> Document text:
The listening tests were divided in six sessions S1-S6 as is shown in FIG. 4. Each session consisted of seven sub-experiments, each covering one excerpt O1-O7. In each session filtered (reverberation ‘R’, cross talk ‘C’, combination ‘C+R’) and unfiltered (‘-’) items were presented in a nearly balanced way across sessions. If all unfiltered items would have been presented in session S1 and all reverberated items would have been presented in session S2, a response bias might occur, e.g. because listeners tend to use the whole rating scale independent of the average quality of the items. When the items are presented as indicated in FIG. 4, filtered and unfiltered items are distributed across two sessions, avoiding the effects of response bias. For example reverberated and unfiltered items are distributed across sessions S1 and S2.
Each entry in FIG. 4 represents one rating condition in the MUSHRA test. For each such condition six different versions of the excerpt were presented; three versions encoded at the mentioned bit-rates, two low-pass filtered anchor versions (3.5 kHz and 7 kHz cut-off frequency) and a hidden reference, which was identical to the uncompressed excerpt. For an entry indicated with ‘R’, the six versions including the uncompressed excerpt are processed with the reverberation algorithm.
Subjects were not informed about what version was played at any time, except that they were able to listen to the uncompressed excerpt on demand. Quality ratings had to be given on a 100 points scale for the six different versions of the excerpt while the subjects could freely switch. This process was repeated for all entries in FIG. 4. Thus, FIG. 4 shows listening test sessions S1-S6 in which the unfiltered (‘-’) excerpts are presented as well as versions with reverberation (‘R’), cross-talk (‘C’) and both reverberation and cross-talk (‘C+R’).
In all sessions, 15 subjects participated, aged 20-29. None of the subjects had known hearing problems. Philips SBC HP 1000 headphones were used for presenting the excerpts to the subjects, which are circum-aural type headphones with a reasonably flat frequency response. No equalization was applied.

> Exercise instructions:
1/ From the listening-test description, list every processing condition applied to the excerpts, each with the label the text gives it.
2/ Reproduce part of the listening-test description word for word, beginning at the words "Each entry in" and stopping after the words "the reverberation algorithm.".

> Data block:
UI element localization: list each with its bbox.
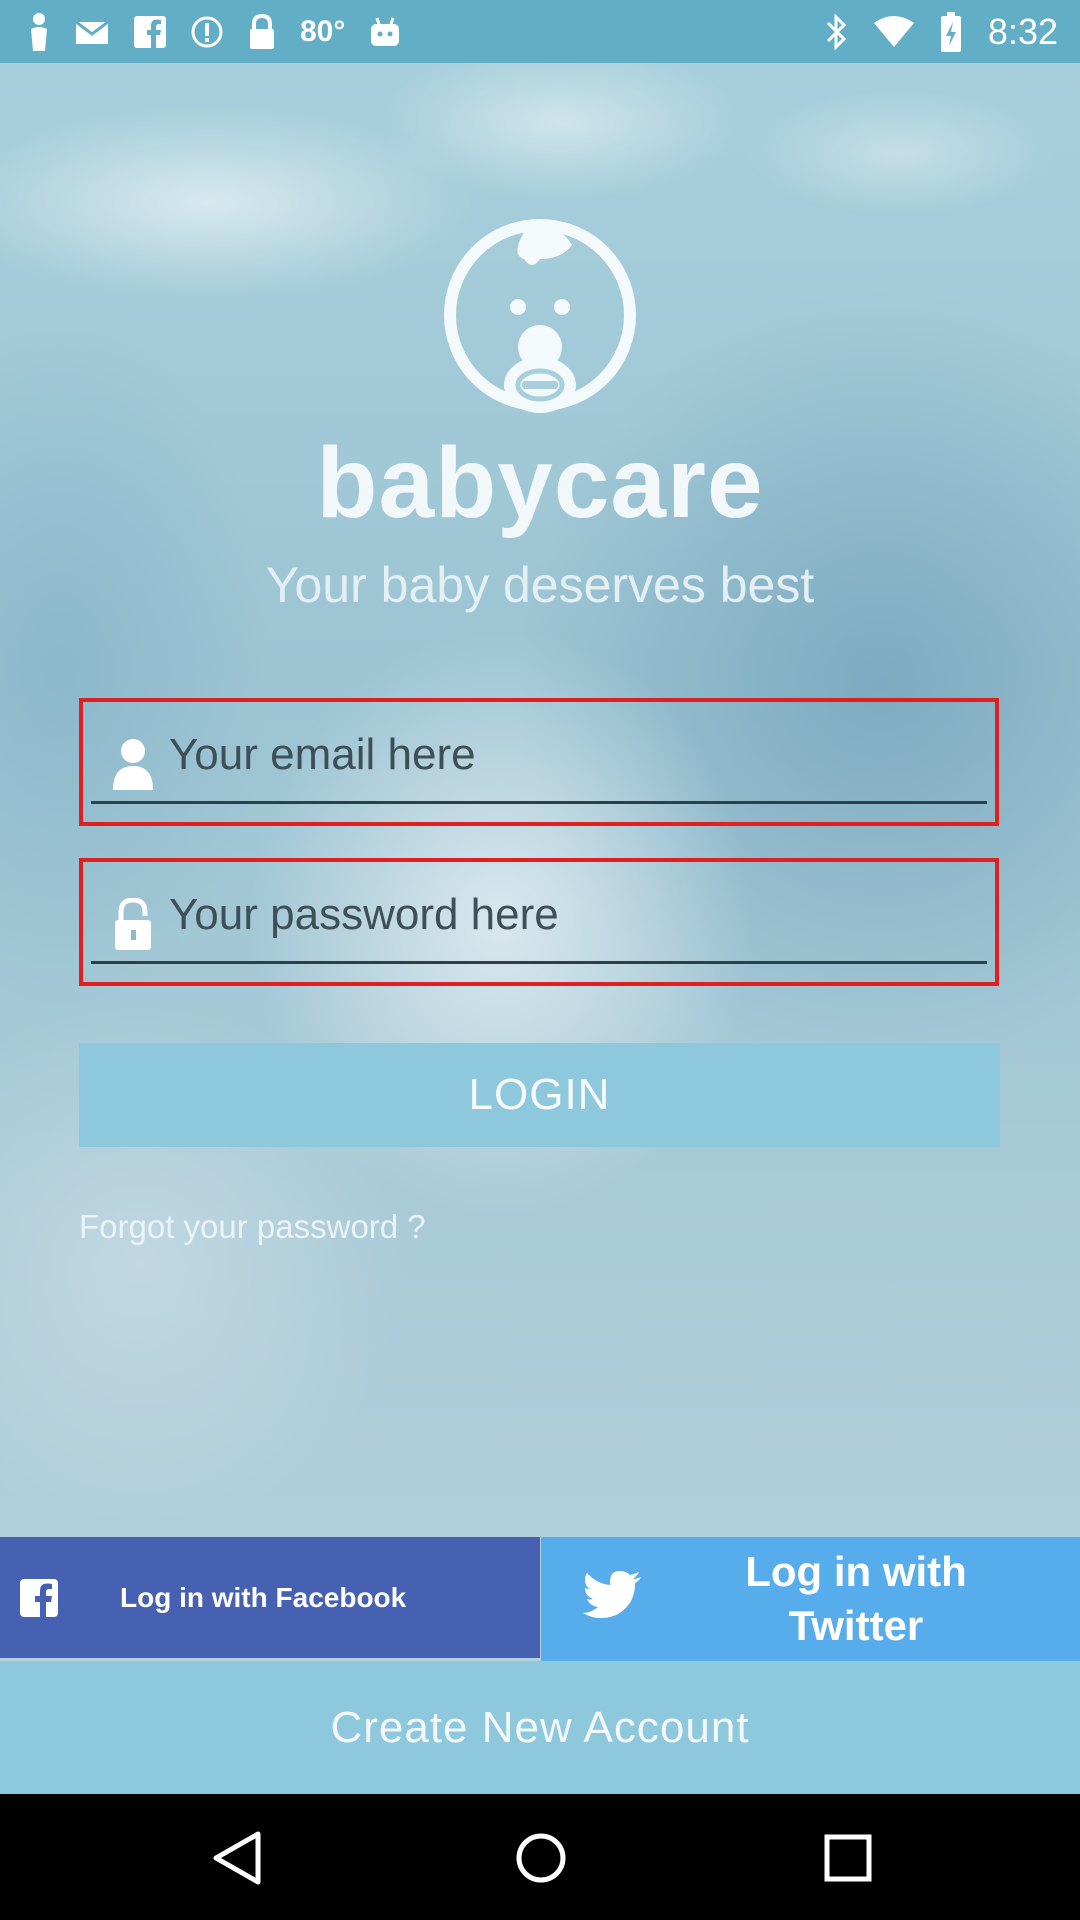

> Solutions per task:
1/
- Unfiltered: '-'
- Reverberation: 'R'
- Cross talk: 'C'
- Combination of reverberation and cross talk: 'C+R'

2/
Each entry in FIG. 4 represents one rating condition in the MUSHRA test. For each such condition six different versions of the excerpt were presented; three versions encoded at the mentioned bit-rates, two low-pass filtered anchor versions (3.5 kHz and 7 kHz cut-off frequency) and a hidden reference, which was identical to the uncompressed excerpt. For an entry indicated with ‘R’, the six versions including the uncompressed excerpt are processed with the reverberation algorithm.